Request - Give every line of the items again with "revenue-unit" swapped for "revenue-measure" throughout, leaving all other text unchanged.

··· Records for the task

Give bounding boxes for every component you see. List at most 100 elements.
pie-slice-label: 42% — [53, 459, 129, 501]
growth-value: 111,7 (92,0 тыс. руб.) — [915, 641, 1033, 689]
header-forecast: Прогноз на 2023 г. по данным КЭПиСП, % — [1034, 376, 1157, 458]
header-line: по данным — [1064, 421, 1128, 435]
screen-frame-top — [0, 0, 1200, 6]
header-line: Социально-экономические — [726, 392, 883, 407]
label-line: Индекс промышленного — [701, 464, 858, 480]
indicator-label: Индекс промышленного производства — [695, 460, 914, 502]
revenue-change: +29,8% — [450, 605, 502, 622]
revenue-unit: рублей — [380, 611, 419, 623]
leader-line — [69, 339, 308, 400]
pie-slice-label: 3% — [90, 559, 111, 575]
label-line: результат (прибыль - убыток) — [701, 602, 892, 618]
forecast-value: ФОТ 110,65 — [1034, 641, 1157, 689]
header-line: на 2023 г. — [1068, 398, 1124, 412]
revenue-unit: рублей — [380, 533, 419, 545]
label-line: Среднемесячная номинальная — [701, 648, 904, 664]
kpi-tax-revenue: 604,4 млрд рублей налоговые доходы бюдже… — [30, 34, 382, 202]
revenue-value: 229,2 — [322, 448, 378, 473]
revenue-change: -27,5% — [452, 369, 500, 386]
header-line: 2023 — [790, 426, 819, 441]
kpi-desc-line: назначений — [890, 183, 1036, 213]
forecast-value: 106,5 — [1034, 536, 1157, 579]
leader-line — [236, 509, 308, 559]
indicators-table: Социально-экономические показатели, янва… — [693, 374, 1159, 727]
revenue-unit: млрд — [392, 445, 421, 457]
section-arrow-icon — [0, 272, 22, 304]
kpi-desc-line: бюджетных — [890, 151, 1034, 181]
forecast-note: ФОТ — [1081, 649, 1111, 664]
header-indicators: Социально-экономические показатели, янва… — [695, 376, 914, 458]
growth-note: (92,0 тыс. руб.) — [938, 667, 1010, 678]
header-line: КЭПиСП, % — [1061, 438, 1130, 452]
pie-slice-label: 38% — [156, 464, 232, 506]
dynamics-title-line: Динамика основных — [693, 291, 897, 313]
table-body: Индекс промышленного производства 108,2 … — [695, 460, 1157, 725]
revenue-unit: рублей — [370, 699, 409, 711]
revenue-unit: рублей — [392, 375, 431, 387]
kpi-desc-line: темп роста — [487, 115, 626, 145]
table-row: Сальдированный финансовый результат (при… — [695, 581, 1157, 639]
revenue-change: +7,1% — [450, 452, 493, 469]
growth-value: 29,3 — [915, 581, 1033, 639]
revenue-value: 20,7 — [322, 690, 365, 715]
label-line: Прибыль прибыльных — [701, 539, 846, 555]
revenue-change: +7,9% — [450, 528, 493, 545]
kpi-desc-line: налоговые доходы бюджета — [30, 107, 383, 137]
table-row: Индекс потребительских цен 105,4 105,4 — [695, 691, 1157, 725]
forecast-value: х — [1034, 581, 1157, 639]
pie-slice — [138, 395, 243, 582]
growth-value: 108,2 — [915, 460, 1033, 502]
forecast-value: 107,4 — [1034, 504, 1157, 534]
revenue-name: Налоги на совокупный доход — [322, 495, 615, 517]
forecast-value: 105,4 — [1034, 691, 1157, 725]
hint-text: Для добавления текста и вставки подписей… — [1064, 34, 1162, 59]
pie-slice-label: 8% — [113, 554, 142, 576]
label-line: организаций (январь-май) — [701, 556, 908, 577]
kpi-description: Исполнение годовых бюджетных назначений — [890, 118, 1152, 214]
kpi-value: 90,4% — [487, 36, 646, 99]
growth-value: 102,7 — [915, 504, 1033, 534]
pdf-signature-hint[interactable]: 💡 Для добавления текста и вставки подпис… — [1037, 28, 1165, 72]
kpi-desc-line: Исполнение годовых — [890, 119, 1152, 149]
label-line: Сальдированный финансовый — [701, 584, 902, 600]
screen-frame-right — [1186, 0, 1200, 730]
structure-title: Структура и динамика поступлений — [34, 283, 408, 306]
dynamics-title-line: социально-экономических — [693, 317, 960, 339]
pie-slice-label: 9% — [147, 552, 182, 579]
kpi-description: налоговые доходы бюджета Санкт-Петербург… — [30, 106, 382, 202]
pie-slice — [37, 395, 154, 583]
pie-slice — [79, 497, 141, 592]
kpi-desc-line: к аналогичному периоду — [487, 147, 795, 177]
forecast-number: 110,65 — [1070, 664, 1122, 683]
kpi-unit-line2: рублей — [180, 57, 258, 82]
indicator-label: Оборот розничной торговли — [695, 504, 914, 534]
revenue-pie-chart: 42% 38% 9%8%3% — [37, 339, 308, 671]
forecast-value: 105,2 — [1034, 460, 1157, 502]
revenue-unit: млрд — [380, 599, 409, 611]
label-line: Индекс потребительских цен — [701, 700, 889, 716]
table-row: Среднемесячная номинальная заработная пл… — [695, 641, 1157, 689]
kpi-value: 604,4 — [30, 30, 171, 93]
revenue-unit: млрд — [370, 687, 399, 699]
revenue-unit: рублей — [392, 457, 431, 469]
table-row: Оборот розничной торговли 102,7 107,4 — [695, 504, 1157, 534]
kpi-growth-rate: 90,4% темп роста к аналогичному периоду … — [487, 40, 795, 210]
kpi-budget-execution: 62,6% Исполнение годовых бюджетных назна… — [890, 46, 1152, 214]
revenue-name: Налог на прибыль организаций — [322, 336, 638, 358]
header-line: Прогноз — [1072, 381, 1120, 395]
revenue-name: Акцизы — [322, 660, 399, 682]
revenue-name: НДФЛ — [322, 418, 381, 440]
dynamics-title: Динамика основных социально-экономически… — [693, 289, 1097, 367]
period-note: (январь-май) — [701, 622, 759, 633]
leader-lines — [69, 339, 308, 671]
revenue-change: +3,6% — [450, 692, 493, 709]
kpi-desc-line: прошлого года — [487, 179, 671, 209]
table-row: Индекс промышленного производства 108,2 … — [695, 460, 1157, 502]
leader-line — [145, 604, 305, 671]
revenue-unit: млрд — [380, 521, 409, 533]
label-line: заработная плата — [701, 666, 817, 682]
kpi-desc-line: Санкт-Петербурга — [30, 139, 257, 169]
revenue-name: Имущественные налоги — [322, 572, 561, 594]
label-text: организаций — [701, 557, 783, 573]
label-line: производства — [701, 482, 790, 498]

······

Exercise result -
Give bounding boxes for every component you see. List at most 100 elements.
pie-slice-label: 42% — [53, 459, 129, 501]
growth-value: 111,7 (92,0 тыс. руб.) — [915, 641, 1033, 689]
header-forecast: Прогноз на 2023 г. по данным КЭПиСП, % — [1034, 376, 1157, 458]
header-line: по данным — [1064, 421, 1128, 435]
screen-frame-top — [0, 0, 1200, 6]
header-line: Социально-экономические — [726, 392, 883, 407]
label-line: Индекс промышленного — [701, 464, 858, 480]
indicator-label: Индекс промышленного производства — [695, 460, 914, 502]
revenue-change: +29,8% — [450, 605, 502, 622]
revenue-measure: рублей — [380, 611, 419, 623]
leader-line — [69, 339, 308, 400]
pie-slice-label: 3% — [90, 559, 111, 575]
label-line: результат (прибыль - убыток) — [701, 602, 892, 618]
forecast-value: ФОТ 110,65 — [1034, 641, 1157, 689]
header-line: на 2023 г. — [1068, 398, 1124, 412]
revenue-measure: рублей — [380, 533, 419, 545]
label-line: Среднемесячная номинальная — [701, 648, 904, 664]
kpi-tax-revenue: 604,4 млрд рублей налоговые доходы бюдже… — [30, 34, 382, 202]
revenue-value: 229,2 — [322, 448, 378, 473]
revenue-change: -27,5% — [452, 369, 500, 386]
header-line: 2023 — [790, 426, 819, 441]
kpi-desc-line: назначений — [890, 183, 1036, 213]
forecast-value: 106,5 — [1034, 536, 1157, 579]
leader-line — [236, 509, 308, 559]
indicators-table: Социально-экономические показатели, янва… — [693, 374, 1159, 727]
revenue-measure: млрд — [392, 445, 421, 457]
section-arrow-icon — [0, 272, 22, 304]
kpi-desc-line: бюджетных — [890, 151, 1034, 181]
forecast-note: ФОТ — [1081, 649, 1111, 664]
header-indicators: Социально-экономические показатели, янва… — [695, 376, 914, 458]
growth-note: (92,0 тыс. руб.) — [938, 667, 1010, 678]
header-line: КЭПиСП, % — [1061, 438, 1130, 452]
pie-slice-label: 38% — [156, 464, 232, 506]
dynamics-title-line: Динамика основных — [693, 291, 897, 313]
table-body: Индекс промышленного производства 108,2 … — [695, 460, 1157, 725]
revenue-measure: рублей — [370, 699, 409, 711]
revenue-measure: рублей — [392, 375, 431, 387]
kpi-desc-line: темп роста — [487, 115, 626, 145]
table-row: Сальдированный финансовый результат (при… — [695, 581, 1157, 639]
revenue-change: +7,1% — [450, 452, 493, 469]
growth-value: 29,3 — [915, 581, 1033, 639]
revenue-value: 20,7 — [322, 690, 365, 715]
label-line: Прибыль прибыльных — [701, 539, 846, 555]
revenue-change: +7,9% — [450, 528, 493, 545]
kpi-desc-line: налоговые доходы бюджета — [30, 107, 383, 137]
table-row: Индекс потребительских цен 105,4 105,4 — [695, 691, 1157, 725]
forecast-value: х — [1034, 581, 1157, 639]
pie-slice — [138, 395, 243, 582]
growth-value: 108,2 — [915, 460, 1033, 502]
forecast-value: 107,4 — [1034, 504, 1157, 534]
revenue-name: Налоги на совокупный доход — [322, 495, 615, 517]
forecast-value: 105,4 — [1034, 691, 1157, 725]
hint-text: Для добавления текста и вставки подписей… — [1064, 34, 1162, 59]
pie-slice-label: 8% — [113, 554, 142, 576]
label-line: организаций (январь-май) — [701, 556, 908, 577]
kpi-description: Исполнение годовых бюджетных назначений — [890, 118, 1152, 214]
kpi-value: 90,4% — [487, 36, 646, 99]
growth-value: 102,7 — [915, 504, 1033, 534]
pdf-signature-hint[interactable]: 💡 Для добавления текста и вставки подпис… — [1037, 28, 1165, 72]
kpi-desc-line: Исполнение годовых — [890, 119, 1152, 149]
label-line: Сальдированный финансовый — [701, 584, 902, 600]
screen-frame-right — [1186, 0, 1200, 730]
structure-title: Структура и динамика поступлений — [34, 283, 408, 306]
dynamics-title-line: социально-экономических — [693, 317, 960, 339]
pie-slice-label: 9% — [147, 552, 182, 579]
kpi-description: налоговые доходы бюджета Санкт-Петербург… — [30, 106, 382, 202]
pie-slice — [37, 395, 154, 583]
pie-slice — [79, 497, 141, 592]
kpi-desc-line: к аналогичному периоду — [487, 147, 795, 177]
forecast-number: 110,65 — [1070, 664, 1122, 683]
kpi-unit-line2: рублей — [180, 57, 258, 82]
indicator-label: Оборот розничной торговли — [695, 504, 914, 534]
revenue-pie-chart: 42% 38% 9%8%3% — [37, 339, 308, 671]
forecast-value: 105,2 — [1034, 460, 1157, 502]
revenue-measure: млрд — [380, 599, 409, 611]
label-line: Индекс потребительских цен — [701, 700, 889, 716]
table-row: Среднемесячная номинальная заработная пл… — [695, 641, 1157, 689]
kpi-value: 604,4 — [30, 30, 171, 93]
revenue-measure: млрд — [370, 687, 399, 699]
revenue-measure: рублей — [392, 457, 431, 469]
table-row: Оборот розничной торговли 102,7 107,4 — [695, 504, 1157, 534]
kpi-growth-rate: 90,4% темп роста к аналогичному периоду … — [487, 40, 795, 210]
kpi-budget-execution: 62,6% Исполнение годовых бюджетных назна… — [890, 46, 1152, 214]
revenue-name: Налог на прибыль организаций — [322, 336, 638, 358]
header-line: Прогноз — [1072, 381, 1120, 395]
revenue-name: Акцизы — [322, 660, 399, 682]
revenue-name: НДФЛ — [322, 418, 381, 440]
dynamics-title: Динамика основных социально-экономически… — [693, 289, 1097, 367]
period-note: (январь-май) — [701, 622, 759, 633]
leader-lines — [69, 339, 308, 671]
revenue-change: +3,6% — [450, 692, 493, 709]
kpi-desc-line: прошлого года — [487, 179, 671, 209]
table-row: Индекс промышленного производства 108,2 … — [695, 460, 1157, 502]
leader-line — [145, 604, 305, 671]
revenue-measure: млрд — [380, 521, 409, 533]
label-line: заработная плата — [701, 666, 817, 682]
kpi-desc-line: Санкт-Петербурга — [30, 139, 257, 169]
revenue-name: Имущественные налоги — [322, 572, 561, 594]
label-text: организаций — [701, 557, 783, 573]
label-line: производства — [701, 482, 790, 498]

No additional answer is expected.